§ EXERCISE
Copy every line of the material below without any changes, but leave out the pictures.

[Layout coordinate data]
........

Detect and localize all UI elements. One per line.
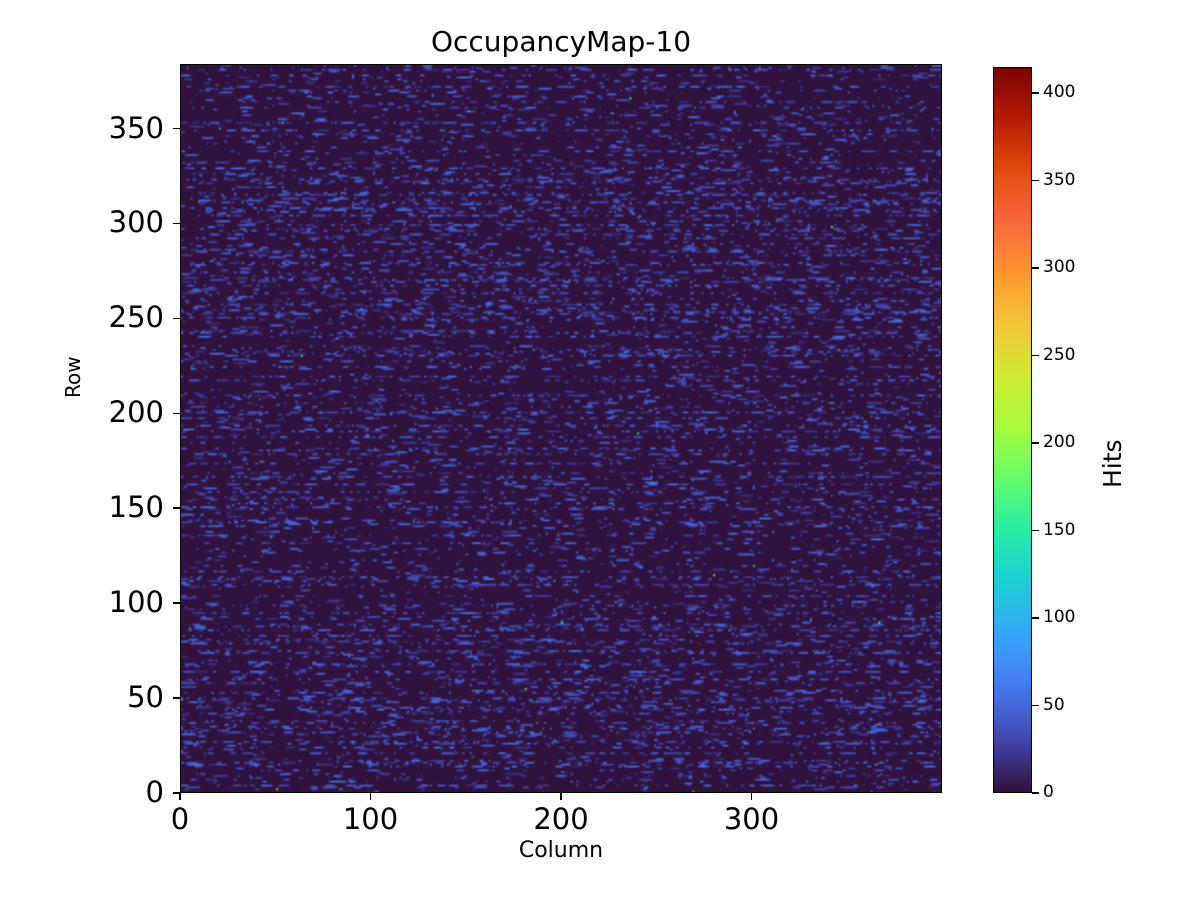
page-title: OccupancyMap-10 [430,25,692,58]
y-tick-mark [173,792,180,794]
colorbar-tick-mark [1032,704,1039,707]
colorbar-label: Hits [1098,439,1127,488]
y-tick-mark [173,127,180,130]
y-tick-label: 300 [108,205,164,240]
x-tick-label: 300 [723,802,780,836]
colorbar [993,67,1032,793]
colorbar-tick-mark [1032,529,1039,532]
colorbar-tick-label: 250 [1043,344,1076,365]
x-tick-mark [369,793,372,800]
y-tick-mark [173,602,180,604]
x-tick-label: 0 [170,802,190,836]
colorbar-tick-label: 350 [1043,169,1076,190]
colorbar-tick-label: 0 [1043,782,1054,802]
colorbar-tick-label: 50 [1043,694,1065,715]
y-tick-mark [173,507,180,510]
colorbar-gradient [994,68,1031,792]
y-tick-mark [173,317,180,320]
y-tick-label: 100 [108,585,164,620]
y-tick-mark [173,222,180,225]
y-tick-label: 50 [127,680,164,715]
x-tick-label: 100 [342,802,399,836]
colorbar-tick-label: 100 [1043,607,1076,628]
y-tick-mark [173,697,180,699]
colorbar-tick-mark [1032,617,1039,619]
colorbar-tick-mark [1032,92,1039,94]
colorbar-tick-mark [1032,354,1039,357]
x-tick-mark [179,793,181,800]
y-tick-label: 200 [108,395,164,430]
colorbar-tick-mark [1032,267,1039,269]
x-tick-label: 200 [533,802,589,836]
x-tick-mark [750,793,753,800]
y-tick-label: 0 [145,775,164,809]
x-tick-mark [560,793,562,800]
x-axis-label: Column [518,838,604,863]
y-tick-mark [173,412,180,415]
occupancy-heatmap-image [181,65,941,792]
colorbar-tick-label: 400 [1043,82,1076,103]
y-axis-label: Row [61,356,85,398]
colorbar-tick-mark [1032,442,1039,444]
y-tick-label: 150 [108,490,164,525]
y-tick-label: 350 [108,110,164,145]
colorbar-tick-mark [1032,179,1039,182]
heatmap-plot-area[interactable] [180,64,942,793]
y-tick-label: 250 [108,300,164,335]
colorbar-tick-label: 200 [1043,432,1076,453]
colorbar-tick-label: 150 [1043,519,1076,540]
colorbar-tick-label: 300 [1043,257,1076,278]
colorbar-tick-mark [1032,792,1039,794]
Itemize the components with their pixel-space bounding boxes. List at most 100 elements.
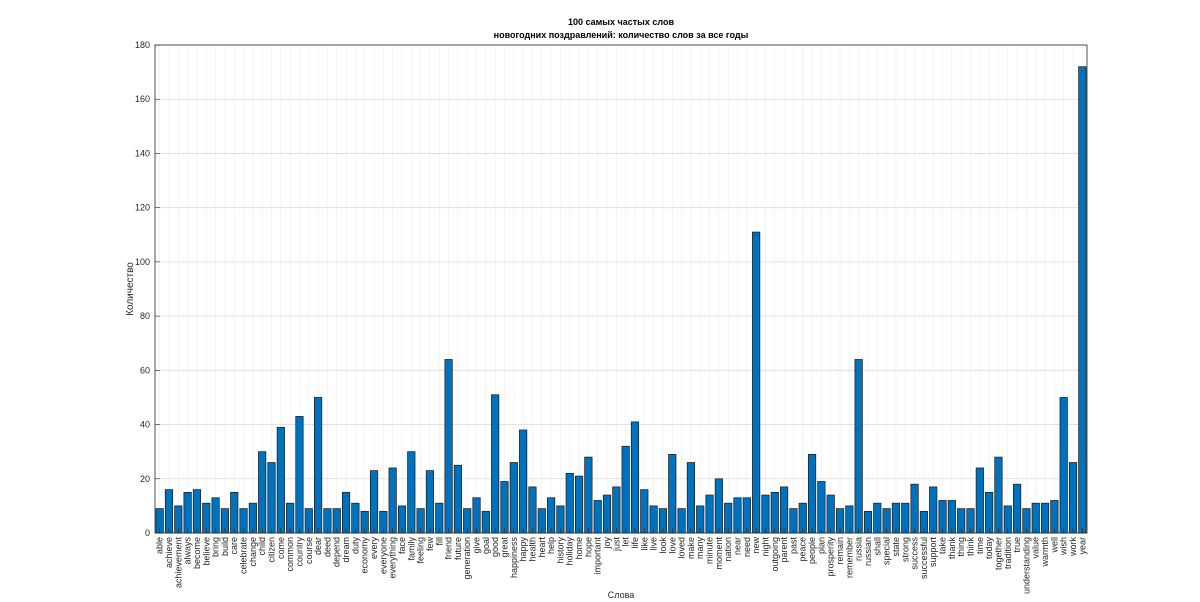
y-tick-label: 60 <box>140 365 150 375</box>
x-tick-label: nation <box>723 537 733 562</box>
x-tick-label: tradition <box>1003 537 1013 569</box>
bar <box>444 359 453 534</box>
x-tick-label: economy <box>360 537 370 574</box>
bar <box>621 445 630 534</box>
x-tick-label: loved <box>677 537 687 559</box>
x-tick-label: achievement <box>173 537 183 589</box>
x-tick-label: believe <box>201 537 211 566</box>
y-tick-label: 140 <box>135 148 150 158</box>
plot-area <box>155 45 1087 533</box>
bar <box>500 481 509 534</box>
bar <box>565 473 574 534</box>
x-tick-label: happy <box>518 537 528 562</box>
x-tick-label: plan <box>816 537 826 554</box>
x-tick-label: success <box>910 537 920 570</box>
bar <box>770 491 779 534</box>
bar <box>519 429 528 534</box>
x-tick-label: come <box>276 537 286 559</box>
bar <box>425 470 435 534</box>
bar <box>1078 66 1087 534</box>
bar <box>211 497 220 534</box>
y-tick-label: 80 <box>140 311 150 321</box>
bar <box>183 491 192 534</box>
bar <box>1068 462 1078 534</box>
x-tick-label: everyone <box>378 537 388 574</box>
bar <box>985 491 994 534</box>
bar <box>407 451 416 534</box>
x-tick-label: achieve <box>164 537 174 568</box>
x-tick-label: remember <box>844 537 854 578</box>
x-tick-label: together <box>993 537 1003 570</box>
x-tick-label: state <box>891 537 901 557</box>
x-tick-label: just <box>611 537 621 553</box>
x-tick-label: important <box>593 537 603 575</box>
x-tick-label: parent <box>779 537 789 563</box>
x-tick-label: night <box>760 537 770 557</box>
x-tick-label: become <box>192 537 202 569</box>
x-tick-label: remain <box>835 537 845 565</box>
x-tick-label: let <box>621 537 631 547</box>
x-tick-label: bring <box>211 537 221 557</box>
x-tick-label: year <box>1077 537 1087 555</box>
x-tick-label: russian <box>863 537 873 566</box>
x-tick-label: build <box>220 537 230 556</box>
bar <box>705 494 714 534</box>
x-tick-label: outgoing <box>770 537 780 572</box>
bar <box>295 416 304 534</box>
bar <box>929 486 938 534</box>
x-tick-label: holiday <box>565 537 575 566</box>
x-tick-label: think <box>966 537 976 557</box>
x-tick-label: common <box>285 537 295 572</box>
x-tick-label: joy <box>602 537 612 550</box>
x-tick-label: friend <box>444 537 454 560</box>
x-tick-label: past <box>788 537 798 555</box>
x-tick-label: minute <box>705 537 715 564</box>
y-tick-label: 120 <box>135 203 150 213</box>
bar <box>733 497 742 534</box>
x-tick-label: many <box>695 537 705 560</box>
x-tick-label: heart <box>537 537 547 558</box>
x-tick-label: able <box>155 537 165 554</box>
bar <box>602 494 612 534</box>
x-tick-label: support <box>928 537 938 568</box>
bar <box>714 478 723 534</box>
bar <box>369 470 379 534</box>
bar <box>1059 397 1068 534</box>
y-tick-label: 20 <box>140 474 150 484</box>
bar <box>994 456 1003 534</box>
bar <box>612 486 621 534</box>
bar <box>780 486 789 534</box>
x-tick-label: shall <box>872 537 882 556</box>
x-tick-label: hope <box>583 537 593 557</box>
x-tick-label: health <box>527 537 537 562</box>
y-tick-label: 40 <box>140 420 150 430</box>
x-tick-label: future <box>453 537 463 560</box>
bar <box>752 231 761 534</box>
bar <box>975 467 984 534</box>
x-tick-label: few <box>425 537 435 552</box>
x-tick-label: good <box>490 537 500 557</box>
x-tick-label: make <box>686 537 696 559</box>
x-tick-label: well <box>1049 537 1059 554</box>
bar <box>314 397 323 534</box>
x-tick-label: duty <box>350 537 360 555</box>
x-tick-label: generation <box>462 537 472 580</box>
x-tick-label: always <box>183 537 193 565</box>
x-tick-label: home <box>574 537 584 560</box>
x-tick-label: successful <box>919 537 929 579</box>
x-tick-label: help <box>546 537 556 554</box>
x-tick-label: thank <box>947 537 957 560</box>
x-tick-label: deed <box>322 537 332 557</box>
bar <box>472 497 481 534</box>
bar <box>230 491 239 534</box>
bar <box>640 489 649 534</box>
x-tick-label: happiness <box>509 537 519 579</box>
bar <box>742 497 751 534</box>
x-tick-label: people <box>807 537 817 564</box>
bar <box>276 426 285 534</box>
x-tick-label: care <box>229 537 239 555</box>
bar <box>509 462 518 534</box>
bar <box>807 454 817 534</box>
x-tick-label: course <box>304 537 314 564</box>
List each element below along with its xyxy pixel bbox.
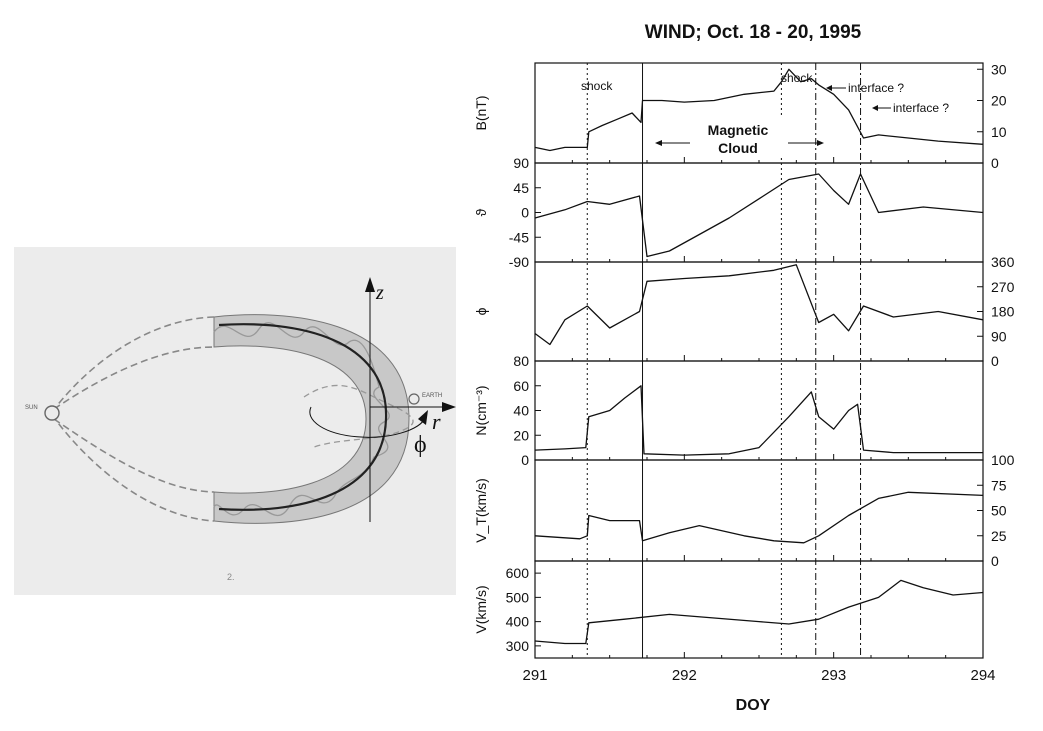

........

§ SOLUTION TO THIS PROBLEM
Detect and localize all UI elements. One per line.
page-title: OccupancyMap-10 [430,25,692,58]
y-tick-mark [173,792,180,794]
colorbar-tick-mark [1032,704,1039,707]
colorbar-label: Hits [1098,439,1127,488]
y-tick-mark [173,127,180,130]
y-tick-label: 300 [108,205,164,240]
x-tick-label: 300 [723,802,780,836]
colorbar [993,67,1032,793]
colorbar-tick-mark [1032,529,1039,532]
colorbar-tick-label: 250 [1043,344,1076,365]
x-tick-mark [369,793,372,800]
y-tick-mark [173,602,180,604]
x-tick-label: 0 [170,802,190,836]
colorbar-tick-label: 350 [1043,169,1076,190]
colorbar-tick-label: 0 [1043,782,1054,802]
colorbar-tick-label: 50 [1043,694,1065,715]
y-tick-mark [173,507,180,510]
colorbar-gradient [994,68,1031,792]
y-tick-mark [173,317,180,320]
y-tick-label: 100 [108,585,164,620]
y-tick-mark [173,222,180,225]
y-tick-label: 50 [127,680,164,715]
x-tick-label: 100 [342,802,399,836]
colorbar-tick-label: 100 [1043,607,1076,628]
y-tick-mark [173,697,180,699]
colorbar-tick-mark [1032,617,1039,619]
colorbar-tick-mark [1032,92,1039,94]
colorbar-tick-mark [1032,354,1039,357]
x-tick-mark [179,793,181,800]
y-tick-label: 200 [108,395,164,430]
colorbar-tick-mark [1032,267,1039,269]
x-tick-label: 200 [533,802,589,836]
x-tick-mark [750,793,753,800]
y-tick-label: 0 [145,775,164,809]
x-tick-mark [560,793,562,800]
x-axis-label: Column [518,838,604,863]
y-tick-mark [173,412,180,415]
occupancy-heatmap-image [181,65,941,792]
colorbar-tick-label: 400 [1043,82,1076,103]
y-axis-label: Row [61,356,85,398]
colorbar-tick-mark [1032,442,1039,444]
y-tick-label: 150 [108,490,164,525]
y-tick-label: 350 [108,110,164,145]
colorbar-tick-mark [1032,179,1039,182]
heatmap-plot-area[interactable] [180,64,942,793]
y-tick-label: 250 [108,300,164,335]
colorbar-tick-label: 200 [1043,432,1076,453]
colorbar-tick-label: 150 [1043,519,1076,540]
colorbar-tick-label: 300 [1043,257,1076,278]
colorbar-tick-mark [1032,792,1039,794]
Itemize the components with their pixel-space bounding boxes. List at most 100 elements.
y-tick-label: 60 <box>140 365 150 375</box>
x-tick-label: nation <box>723 537 733 562</box>
x-tick-label: tradition <box>1003 537 1013 569</box>
bar <box>444 359 453 534</box>
x-tick-label: economy <box>360 537 370 574</box>
bar <box>621 445 630 534</box>
x-tick-label: loved <box>677 537 687 559</box>
x-tick-label: achievement <box>173 537 183 589</box>
x-tick-label: believe <box>201 537 211 566</box>
y-tick-label: 140 <box>135 148 150 158</box>
plot-area <box>155 45 1087 533</box>
bar <box>500 481 509 534</box>
bar <box>565 473 574 534</box>
x-tick-label: happy <box>518 537 528 562</box>
x-tick-label: plan <box>816 537 826 554</box>
x-tick-label: success <box>910 537 920 570</box>
bar <box>770 491 779 534</box>
bar <box>519 429 528 534</box>
x-tick-label: come <box>276 537 286 559</box>
bar <box>425 470 435 534</box>
bar <box>1078 66 1087 534</box>
bar <box>211 497 220 534</box>
y-tick-label: 80 <box>140 311 150 321</box>
bar <box>183 491 192 534</box>
bar <box>1068 462 1078 534</box>
x-tick-label: everyone <box>378 537 388 574</box>
bar <box>985 491 994 534</box>
bar <box>407 451 416 534</box>
x-tick-label: achieve <box>164 537 174 568</box>
x-tick-label: remember <box>844 537 854 578</box>
x-tick-label: together <box>993 537 1003 570</box>
x-tick-label: state <box>891 537 901 557</box>
x-tick-label: just <box>611 537 621 553</box>
x-tick-label: important <box>593 537 603 575</box>
x-tick-label: parent <box>779 537 789 563</box>
x-tick-label: night <box>760 537 770 557</box>
x-tick-label: become <box>192 537 202 569</box>
x-tick-label: remain <box>835 537 845 565</box>
x-tick-label: let <box>621 537 631 547</box>
x-tick-label: bring <box>211 537 221 557</box>
x-tick-label: year <box>1077 537 1087 555</box>
x-tick-label: russian <box>863 537 873 566</box>
x-tick-label: build <box>220 537 230 556</box>
bar <box>705 494 714 534</box>
x-tick-label: outgoing <box>770 537 780 572</box>
bar <box>295 416 304 534</box>
bar <box>929 486 938 534</box>
x-tick-label: holiday <box>565 537 575 566</box>
x-tick-label: think <box>966 537 976 557</box>
x-tick-label: common <box>285 537 295 572</box>
x-tick-label: joy <box>602 537 612 550</box>
x-tick-label: friend <box>444 537 454 560</box>
x-tick-label: past <box>788 537 798 555</box>
x-tick-label: minute <box>705 537 715 564</box>
y-tick-label: 120 <box>135 203 150 213</box>
bar <box>733 497 742 534</box>
x-tick-label: many <box>695 537 705 560</box>
x-tick-label: heart <box>537 537 547 558</box>
x-tick-label: able <box>155 537 165 554</box>
bar <box>602 494 612 534</box>
x-tick-label: support <box>928 537 938 568</box>
bar <box>714 478 723 534</box>
bar <box>369 470 379 534</box>
bar <box>1059 397 1068 534</box>
y-tick-label: 20 <box>140 474 150 484</box>
bar <box>994 456 1003 534</box>
bar <box>612 486 621 534</box>
bar <box>780 486 789 534</box>
x-tick-label: shall <box>872 537 882 556</box>
x-tick-label: hope <box>583 537 593 557</box>
x-tick-label: health <box>527 537 537 562</box>
y-tick-label: 40 <box>140 420 150 430</box>
x-tick-label: future <box>453 537 463 560</box>
bar <box>752 231 761 534</box>
bar <box>975 467 984 534</box>
x-tick-label: few <box>425 537 435 552</box>
x-tick-label: good <box>490 537 500 557</box>
x-tick-label: make <box>686 537 696 559</box>
x-tick-label: well <box>1049 537 1059 554</box>
bar <box>314 397 323 534</box>
x-tick-label: duty <box>350 537 360 555</box>
x-tick-label: generation <box>462 537 472 580</box>
x-tick-label: always <box>183 537 193 565</box>
x-tick-label: home <box>574 537 584 560</box>
x-tick-label: successful <box>919 537 929 579</box>
x-tick-label: help <box>546 537 556 554</box>
x-tick-label: thank <box>947 537 957 560</box>
x-tick-label: deed <box>322 537 332 557</box>
bar <box>472 497 481 534</box>
bar <box>230 491 239 534</box>
bar <box>640 489 649 534</box>
x-tick-label: happiness <box>509 537 519 579</box>
bar <box>742 497 751 534</box>
x-tick-label: people <box>807 537 817 564</box>
bar <box>276 426 285 534</box>
x-tick-label: care <box>229 537 239 555</box>
bar <box>509 462 518 534</box>
bar <box>807 454 817 534</box>
x-tick-label: course <box>304 537 314 564</box>
List each element below along with its xyxy pixel bbox.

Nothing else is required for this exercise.